▶ **Exercise goal**: Render the following material again verbatim, leaving nothing out.

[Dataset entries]
══════════

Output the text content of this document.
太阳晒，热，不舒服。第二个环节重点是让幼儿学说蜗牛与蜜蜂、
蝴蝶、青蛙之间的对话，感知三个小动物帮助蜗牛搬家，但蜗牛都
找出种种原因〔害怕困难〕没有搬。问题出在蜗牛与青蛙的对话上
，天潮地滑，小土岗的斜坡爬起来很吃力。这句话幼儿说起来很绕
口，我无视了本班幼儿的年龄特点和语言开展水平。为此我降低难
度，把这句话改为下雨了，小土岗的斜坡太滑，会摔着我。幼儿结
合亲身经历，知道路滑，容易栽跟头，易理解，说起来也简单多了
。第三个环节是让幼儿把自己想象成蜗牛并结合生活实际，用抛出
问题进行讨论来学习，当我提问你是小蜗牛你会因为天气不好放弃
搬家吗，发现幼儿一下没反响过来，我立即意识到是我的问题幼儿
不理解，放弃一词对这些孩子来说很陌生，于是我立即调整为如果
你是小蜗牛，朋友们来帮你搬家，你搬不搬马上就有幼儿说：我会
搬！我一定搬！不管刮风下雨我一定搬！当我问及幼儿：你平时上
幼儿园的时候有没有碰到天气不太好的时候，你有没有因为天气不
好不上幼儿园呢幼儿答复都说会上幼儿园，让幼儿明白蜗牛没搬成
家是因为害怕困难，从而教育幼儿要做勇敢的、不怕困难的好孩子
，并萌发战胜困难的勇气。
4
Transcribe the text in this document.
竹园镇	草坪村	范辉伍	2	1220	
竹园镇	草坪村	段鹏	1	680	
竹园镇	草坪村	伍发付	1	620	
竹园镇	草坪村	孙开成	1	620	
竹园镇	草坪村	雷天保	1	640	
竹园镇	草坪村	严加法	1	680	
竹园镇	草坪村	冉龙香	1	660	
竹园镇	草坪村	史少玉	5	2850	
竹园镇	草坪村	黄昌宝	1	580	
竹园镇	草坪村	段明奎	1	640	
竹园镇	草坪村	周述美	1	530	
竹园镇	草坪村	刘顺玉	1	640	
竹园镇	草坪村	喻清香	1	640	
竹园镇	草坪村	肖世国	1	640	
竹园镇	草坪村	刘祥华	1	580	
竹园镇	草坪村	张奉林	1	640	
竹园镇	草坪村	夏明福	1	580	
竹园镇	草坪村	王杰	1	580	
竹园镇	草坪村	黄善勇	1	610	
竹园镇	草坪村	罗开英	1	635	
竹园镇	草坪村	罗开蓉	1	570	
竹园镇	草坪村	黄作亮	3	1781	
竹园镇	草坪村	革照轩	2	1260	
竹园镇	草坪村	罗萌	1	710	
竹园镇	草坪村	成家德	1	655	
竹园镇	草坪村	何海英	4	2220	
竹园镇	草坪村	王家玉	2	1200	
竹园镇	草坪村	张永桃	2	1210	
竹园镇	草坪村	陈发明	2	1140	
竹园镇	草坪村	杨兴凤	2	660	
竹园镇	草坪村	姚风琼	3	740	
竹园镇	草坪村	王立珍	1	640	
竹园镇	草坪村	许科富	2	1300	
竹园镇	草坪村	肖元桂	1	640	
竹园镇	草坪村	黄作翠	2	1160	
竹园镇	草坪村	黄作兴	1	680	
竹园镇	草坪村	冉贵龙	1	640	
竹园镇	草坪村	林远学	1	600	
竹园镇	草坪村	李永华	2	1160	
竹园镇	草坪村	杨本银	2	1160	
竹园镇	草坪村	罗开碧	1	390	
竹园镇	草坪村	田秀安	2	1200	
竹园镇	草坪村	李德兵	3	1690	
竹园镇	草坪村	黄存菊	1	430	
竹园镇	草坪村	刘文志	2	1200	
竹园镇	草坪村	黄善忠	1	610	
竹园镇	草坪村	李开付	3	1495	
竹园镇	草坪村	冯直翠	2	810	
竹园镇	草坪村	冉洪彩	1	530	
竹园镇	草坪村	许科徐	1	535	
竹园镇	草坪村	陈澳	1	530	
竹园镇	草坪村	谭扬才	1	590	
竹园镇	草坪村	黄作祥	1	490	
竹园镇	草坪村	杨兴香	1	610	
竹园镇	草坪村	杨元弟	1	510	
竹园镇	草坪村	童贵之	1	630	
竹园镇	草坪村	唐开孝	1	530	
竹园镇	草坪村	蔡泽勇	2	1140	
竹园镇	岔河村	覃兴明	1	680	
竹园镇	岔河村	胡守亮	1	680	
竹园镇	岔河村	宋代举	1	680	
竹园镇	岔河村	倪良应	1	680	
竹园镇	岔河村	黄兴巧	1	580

══════════

▶ **Correct answer**:
Output the text content of this document.
太阳晒，热，不舒服。第二个环节重点是让幼儿学说蜗牛与蜜蜂、
蝴蝶、青蛙之间的对话，感知三个小动物帮助蜗牛搬家，但蜗牛都
找出种种原因〔害怕困难〕没有搬。问题出在蜗牛与青蛙的对话上
，天潮地滑，小土岗的斜坡爬起来很吃力。这句话幼儿说起来很绕
口，我无视了本班幼儿的年龄特点和语言开展水平。为此我降低难
度，把这句话改为下雨了，小土岗的斜坡太滑，会摔着我。幼儿结
合亲身经历，知道路滑，容易栽跟头，易理解，说起来也简单多了
。第三个环节是让幼儿把自己想象成蜗牛并结合生活实际，用抛出
问题进行讨论来学习，当我提问你是小蜗牛你会因为天气不好放弃
搬家吗，发现幼儿一下没反响过来，我立即意识到是我的问题幼儿
不理解，放弃一词对这些孩子来说很陌生，于是我立即调整为如果
你是小蜗牛，朋友们来帮你搬家，你搬不搬马上就有幼儿说：我会
搬！我一定搬！不管刮风下雨我一定搬！当我问及幼儿：你平时上
幼儿园的时候有没有碰到天气不太好的时候，你有没有因为天气不
好不上幼儿园呢幼儿答复都说会上幼儿园，让幼儿明白蜗牛没搬成
家是因为害怕困难，从而教育幼儿要做勇敢的、不怕困难的好孩子
，并萌发战胜困难的勇气。
4
Transcribe the text in this document.
竹园镇	草坪村	范辉伍	2	1220	
竹园镇	草坪村	段鹏	1	680	
竹园镇	草坪村	伍发付	1	620	
竹园镇	草坪村	孙开成	1	620	
竹园镇	草坪村	雷天保	1	640	
竹园镇	草坪村	严加法	1	680	
竹园镇	草坪村	冉龙香	1	660	
竹园镇	草坪村	史少玉	5	2850	
竹园镇	草坪村	黄昌宝	1	580	
竹园镇	草坪村	段明奎	1	640	
竹园镇	草坪村	周述美	1	530	
竹园镇	草坪村	刘顺玉	1	640	
竹园镇	草坪村	喻清香	1	640	
竹园镇	草坪村	肖世国	1	640	
竹园镇	草坪村	刘祥华	1	580	
竹园镇	草坪村	张奉林	1	640	
竹园镇	草坪村	夏明福	1	580	
竹园镇	草坪村	王杰	1	580	
竹园镇	草坪村	黄善勇	1	610	
竹园镇	草坪村	罗开英	1	635	
竹园镇	草坪村	罗开蓉	1	570	
竹园镇	草坪村	黄作亮	3	1781	
竹园镇	草坪村	革照轩	2	1260	
竹园镇	草坪村	罗萌	1	710	
竹园镇	草坪村	成家德	1	655	
竹园镇	草坪村	何海英	4	2220	
竹园镇	草坪村	王家玉	2	1200	
竹园镇	草坪村	张永桃	2	1210	
竹园镇	草坪村	陈发明	2	1140	
竹园镇	草坪村	杨兴凤	2	660	
竹园镇	草坪村	姚风琼	3	740	
竹园镇	草坪村	王立珍	1	640	
竹园镇	草坪村	许科富	2	1300	
竹园镇	草坪村	肖元桂	1	640	
竹园镇	草坪村	黄作翠	2	1160	
竹园镇	草坪村	黄作兴	1	680	
竹园镇	草坪村	冉贵龙	1	640	
竹园镇	草坪村	林远学	1	600	
竹园镇	草坪村	李永华	2	1160	
竹园镇	草坪村	杨本银	2	1160	
竹园镇	草坪村	罗开碧	1	390	
竹园镇	草坪村	田秀安	2	1200	
竹园镇	草坪村	李德兵	3	1690	
竹园镇	草坪村	黄存菊	1	430	
竹园镇	草坪村	刘文志	2	1200	
竹园镇	草坪村	黄善忠	1	610	
竹园镇	草坪村	李开付	3	1495	
竹园镇	草坪村	冯直翠	2	810	
竹园镇	草坪村	冉洪彩	1	530	
竹园镇	草坪村	许科徐	1	535	
竹园镇	草坪村	陈澳	1	530	
竹园镇	草坪村	谭扬才	1	590	
竹园镇	草坪村	黄作祥	1	490	
竹园镇	草坪村	杨兴香	1	610	
竹园镇	草坪村	杨元弟	1	510	
竹园镇	草坪村	童贵之	1	630	
竹园镇	草坪村	唐开孝	1	530	
竹园镇	草坪村	蔡泽勇	2	1140	
竹园镇	岔河村	覃兴明	1	680	
竹园镇	岔河村	胡守亮	1	680	
竹园镇	岔河村	宋代举	1	680	
竹园镇	岔河村	倪良应	1	680	
竹园镇	岔河村	黄兴巧	1	580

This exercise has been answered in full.